Scan each line of the records for the word "your" and extract the ones that have it.

--- start THE RECORDS ---

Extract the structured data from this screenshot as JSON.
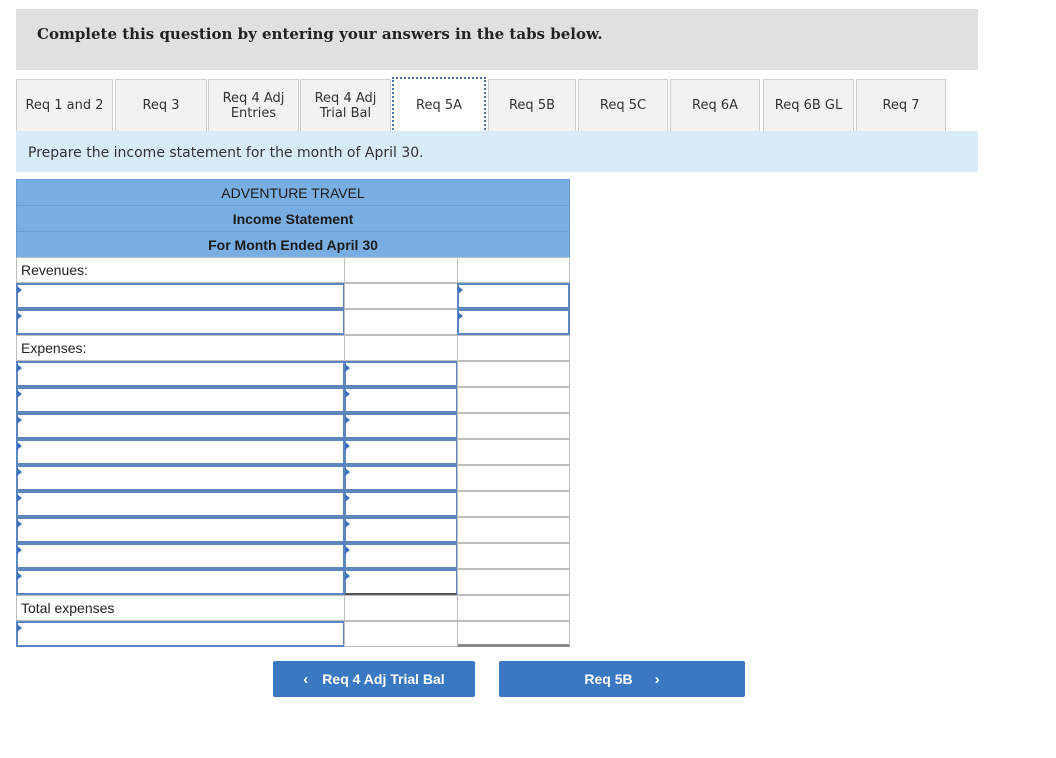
{
  "instructions": "Complete this question by entering your answers in the tabs below.",
  "tabs": [
    {
      "label": "Req 1 and 2",
      "active": false
    },
    {
      "label": "Req 3",
      "active": false
    },
    {
      "label": "Req 4 Adj Entries",
      "line1": "Req 4 Adj",
      "line2": "Entries",
      "active": false
    },
    {
      "label": "Req 4 Adj Trial Bal",
      "line1": "Req 4 Adj",
      "line2": "Trial Bal",
      "active": false
    },
    {
      "label": "Req 5A",
      "active": true
    },
    {
      "label": "Req 5B",
      "active": false
    },
    {
      "label": "Req 5C",
      "active": false
    },
    {
      "label": "Req 6A",
      "active": false
    },
    {
      "label": "Req 6B GL",
      "active": false
    },
    {
      "label": "Req 7",
      "active": false
    }
  ],
  "prompt": "Prepare the income statement for the month of April 30.",
  "statement": {
    "company": "ADVENTURE TRAVEL",
    "title": "Income Statement",
    "period": "For Month Ended April 30",
    "revenues_label": "Revenues:",
    "expenses_label": "Expenses:",
    "total_expenses_label": "Total expenses",
    "revenue_rows": [
      {
        "account": "",
        "amount": ""
      },
      {
        "account": "",
        "amount": ""
      }
    ],
    "expense_rows": [
      {
        "account": "",
        "amount": ""
      },
      {
        "account": "",
        "amount": ""
      },
      {
        "account": "",
        "amount": ""
      },
      {
        "account": "",
        "amount": ""
      },
      {
        "account": "",
        "amount": ""
      },
      {
        "account": "",
        "amount": ""
      },
      {
        "account": "",
        "amount": ""
      },
      {
        "account": "",
        "amount": ""
      },
      {
        "account": "",
        "amount": ""
      }
    ],
    "total_expenses_value": "",
    "net_income_label": "",
    "net_income_value": ""
  },
  "nav": {
    "prev_label": "Req 4 Adj Trial Bal",
    "prev_icon": "‹",
    "next_label": "Req 5B",
    "next_icon": "›"
  }
}
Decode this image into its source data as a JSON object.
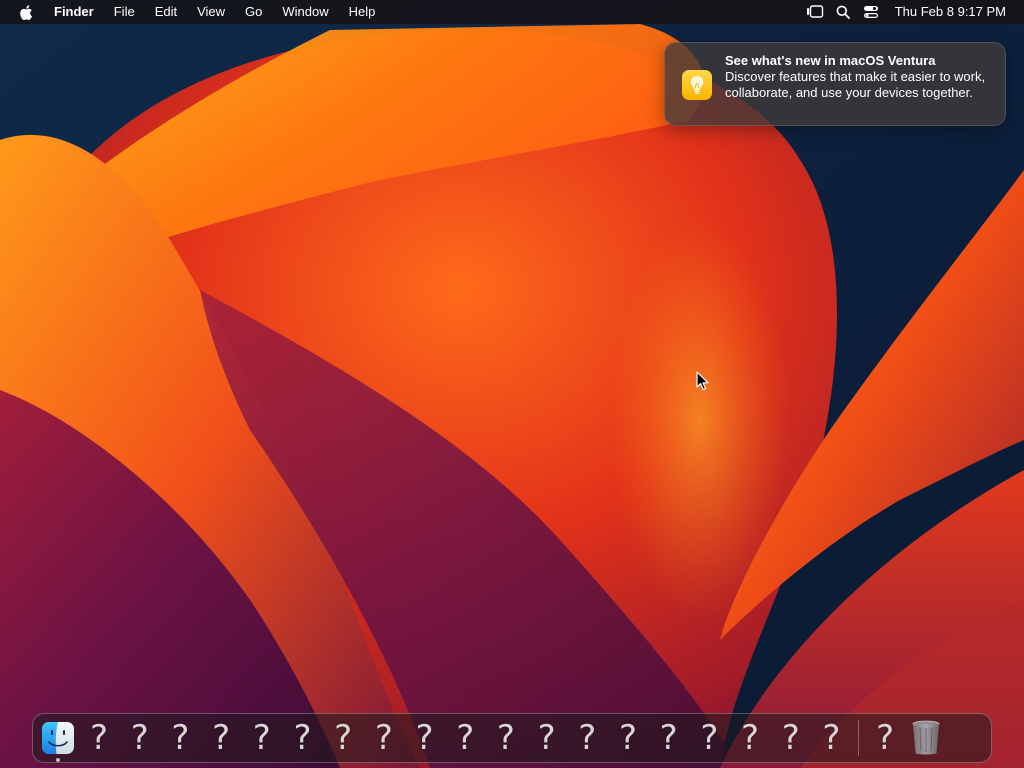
{
  "menubar": {
    "apple_icon": "apple-logo-icon",
    "app_name": "Finder",
    "menus": [
      "File",
      "Edit",
      "View",
      "Go",
      "Window",
      "Help"
    ],
    "status_icons": [
      "stage-manager-icon",
      "spotlight-search-icon",
      "control-center-icon"
    ],
    "clock": "Thu Feb 8  9:17 PM"
  },
  "notification": {
    "icon": "tips-lightbulb-icon",
    "title": "See what's new in macOS Ventura",
    "body": "Discover features that make it easier to work, collaborate, and use your devices together."
  },
  "dock": {
    "finder_icon": "finder-icon",
    "unknown_glyph": "?",
    "unknown_app_count": 20,
    "trash_icon": "trash-icon"
  },
  "colors": {
    "menubar_bg": "#161214",
    "tips_icon": "#f6b400",
    "wallpaper_orange": "#ff7a00",
    "wallpaper_purple": "#5a1040",
    "wallpaper_navy": "#0c1f3a"
  }
}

--- end THE RECORDS ---

**EXERCISE OUTPUT:**
  "instructions": "Complete this question by entering your answers in the tabs below.",
    "body": "Discover features that make it easier to work, collaborate, and use your devices together."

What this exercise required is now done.